Reproduce every line of the records below verbatim, omitting the pictures.

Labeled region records

..............................

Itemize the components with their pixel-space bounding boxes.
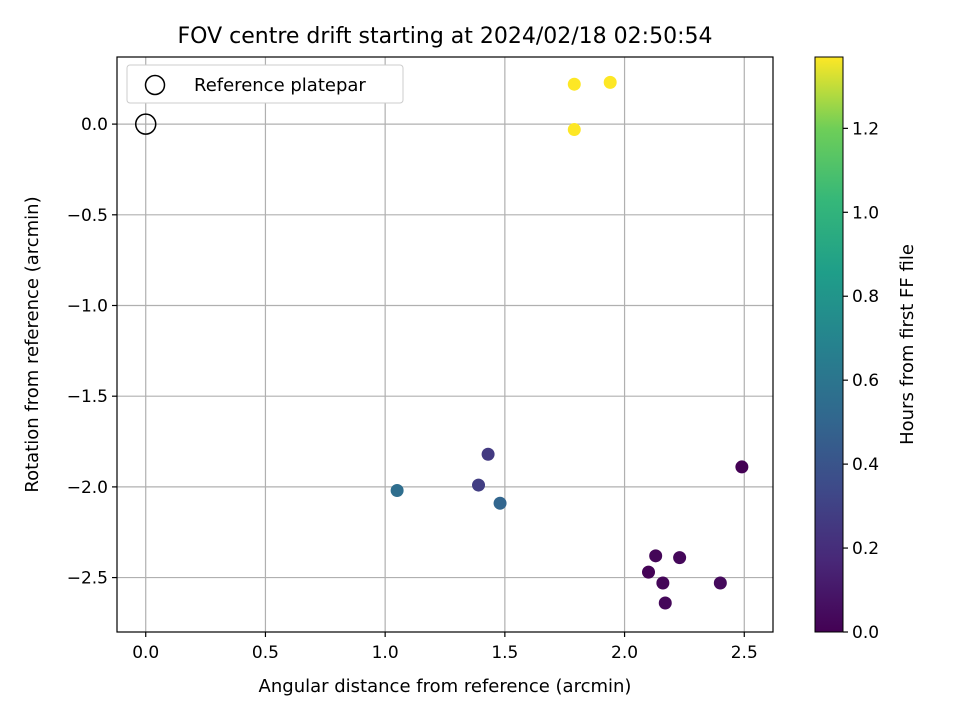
data-point [493, 496, 507, 510]
data-point [390, 484, 404, 498]
y-tick-label: −2.5 [67, 569, 108, 589]
colorbar-tick-label: 0.0 [852, 623, 879, 643]
legend-box [126, 64, 404, 104]
plot-area-frame [116, 56, 774, 633]
colorbar-tick-label: 0.2 [852, 539, 879, 559]
data-point [481, 447, 495, 461]
colorbar-tick-label: 1.0 [852, 203, 879, 223]
colorbar: 0.0 0.2 0.4 0.6 0.8 1.0 1.2 Hours from first F… [814, 56, 918, 643]
colorbar-tick-label: 0.4 [852, 455, 879, 475]
y-axis-label: Rotation from reference (arcmin) [22, 196, 43, 492]
grid-lines [117, 57, 773, 632]
y-tick-label: −2.0 [67, 478, 108, 498]
colorbar-tick-label: 0.8 [852, 287, 879, 307]
y-tick-label: −0.5 [67, 206, 108, 226]
data-point [649, 549, 663, 563]
data-point [713, 576, 727, 590]
x-axis-ticks: 0.0 0.5 1.0 1.5 2.0 2.5 [132, 632, 758, 663]
data-point [735, 460, 749, 474]
data-point [642, 565, 656, 579]
data-point [567, 123, 581, 137]
legend-reference-marker [144, 74, 166, 96]
data-point [567, 77, 581, 91]
colorbar-tick-label: 0.6 [852, 371, 879, 391]
data-point [603, 75, 617, 89]
y-tick-label: −1.5 [67, 387, 108, 407]
x-tick-label: 2.0 [611, 643, 638, 663]
x-tick-label: 0.0 [132, 643, 159, 663]
reference-point [134, 113, 157, 135]
legend: Reference platepar [126, 64, 404, 104]
data-point [673, 551, 687, 565]
colorbar-ticks: 0.0 0.2 0.4 0.6 0.8 1.0 1.2 [843, 119, 879, 643]
colorbar-tick-label: 1.2 [852, 119, 879, 139]
x-tick-label: 0.5 [252, 643, 279, 663]
x-tick-label: 1.0 [372, 643, 399, 663]
data-points [134, 75, 749, 610]
data-point [472, 478, 486, 492]
x-axis-label: Angular distance from reference (arcmin) [259, 676, 632, 697]
y-tick-label: −1.0 [67, 297, 108, 317]
data-point [656, 576, 670, 590]
x-tick-label: 2.5 [731, 643, 758, 663]
y-tick-label: 0.0 [81, 115, 108, 135]
colorbar-gradient [814, 56, 844, 633]
data-point [658, 596, 672, 610]
legend-reference-label: Reference platepar [194, 75, 366, 96]
colorbar-label: Hours from first FF file [897, 244, 918, 445]
x-tick-label: 1.5 [491, 643, 518, 663]
y-axis-ticks: 0.0 −0.5 −1.0 −1.5 −2.0 −2.5 [67, 115, 117, 589]
chart-title: FOV centre drift starting at 2024/02/18 … [178, 24, 713, 49]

..............................

WRITTEN SOLUTION
Itemize the components with their pixel-space bounding boxes.
data-point [493, 496, 507, 510]
data-point [390, 484, 404, 498]
y-tick-label: −2.5 [67, 569, 108, 589]
colorbar-tick-label: 0.0 [852, 623, 879, 643]
legend-box [126, 64, 404, 104]
plot-area-frame [116, 56, 774, 633]
colorbar-tick-label: 0.2 [852, 539, 879, 559]
data-point [481, 447, 495, 461]
colorbar-tick-label: 1.0 [852, 203, 879, 223]
colorbar: 0.0 0.2 0.4 0.6 0.8 1.0 1.2 Hours from first F… [814, 56, 918, 643]
colorbar-tick-label: 0.4 [852, 455, 879, 475]
y-axis-label: Rotation from reference (arcmin) [22, 196, 43, 492]
grid-lines [117, 57, 773, 632]
y-tick-label: −2.0 [67, 478, 108, 498]
colorbar-tick-label: 0.8 [852, 287, 879, 307]
y-tick-label: −0.5 [67, 206, 108, 226]
data-point [649, 549, 663, 563]
data-point [713, 576, 727, 590]
x-axis-ticks: 0.0 0.5 1.0 1.5 2.0 2.5 [132, 632, 758, 663]
data-point [735, 460, 749, 474]
data-point [642, 565, 656, 579]
data-point [567, 123, 581, 137]
legend-reference-marker [144, 74, 166, 96]
data-point [567, 77, 581, 91]
colorbar-tick-label: 0.6 [852, 371, 879, 391]
data-point [603, 75, 617, 89]
y-tick-label: −1.5 [67, 387, 108, 407]
x-tick-label: 2.0 [611, 643, 638, 663]
x-tick-label: 0.0 [132, 643, 159, 663]
reference-point [134, 113, 157, 135]
legend: Reference platepar [126, 64, 404, 104]
data-point [673, 551, 687, 565]
colorbar-ticks: 0.0 0.2 0.4 0.6 0.8 1.0 1.2 [843, 119, 879, 643]
colorbar-tick-label: 1.2 [852, 119, 879, 139]
x-tick-label: 0.5 [252, 643, 279, 663]
x-tick-label: 1.0 [372, 643, 399, 663]
data-points [134, 75, 749, 610]
data-point [472, 478, 486, 492]
x-axis-label: Angular distance from reference (arcmin) [259, 676, 632, 697]
y-tick-label: −1.0 [67, 297, 108, 317]
data-point [656, 576, 670, 590]
x-tick-label: 2.5 [731, 643, 758, 663]
y-tick-label: 0.0 [81, 115, 108, 135]
colorbar-gradient [814, 56, 844, 633]
data-point [658, 596, 672, 610]
legend-reference-label: Reference platepar [194, 75, 366, 96]
colorbar-label: Hours from first FF file [897, 244, 918, 445]
x-tick-label: 1.5 [491, 643, 518, 663]
y-axis-ticks: 0.0 −0.5 −1.0 −1.5 −2.0 −2.5 [67, 115, 117, 589]
chart-title: FOV centre drift starting at 2024/02/18 … [178, 24, 713, 49]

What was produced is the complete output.